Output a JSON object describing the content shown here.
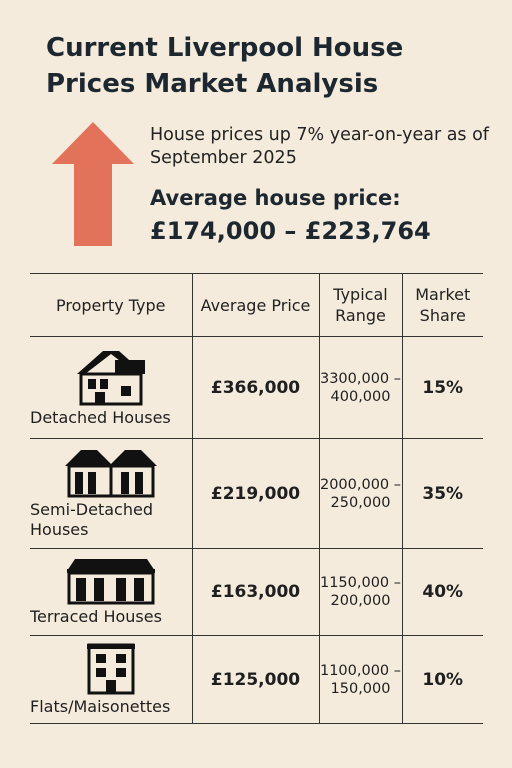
{
  "header": {
    "title": "Current Liverpool House Prices Market Analysis",
    "subtitle": "House prices up 7% year-on-year as of September 2025",
    "avg_label": "Average house price:",
    "avg_value": "£174,000 – £223,764",
    "arrow_icon": "up-arrow-icon",
    "arrow_color": "#e2735a"
  },
  "table": {
    "headers": [
      "Property Type",
      "Average Price",
      "Typical Range",
      "Market Share"
    ],
    "rows": [
      {
        "type": "Detached Houses",
        "icon": "detached-house-icon",
        "price": "£366,000",
        "range": "3300,000 –400,000",
        "share": "15%"
      },
      {
        "type": "Semi-Detached Houses",
        "icon": "semi-detached-house-icon",
        "price": "£219,000",
        "range": "2000,000 –250,000",
        "share": "35%"
      },
      {
        "type": "Terraced Houses",
        "icon": "terraced-houses-icon",
        "price": "£163,000",
        "range": "1150,000 –200,000",
        "share": "40%"
      },
      {
        "type": "Flats/Maisonettes",
        "icon": "flats-building-icon",
        "price": "£125,000",
        "range": "1100,000 –150,000",
        "share": "10%"
      }
    ]
  }
}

__________

**Your objective:** Return only the number of lines in the preceding records that contain the string "icon".

**Result of the exercise:** 5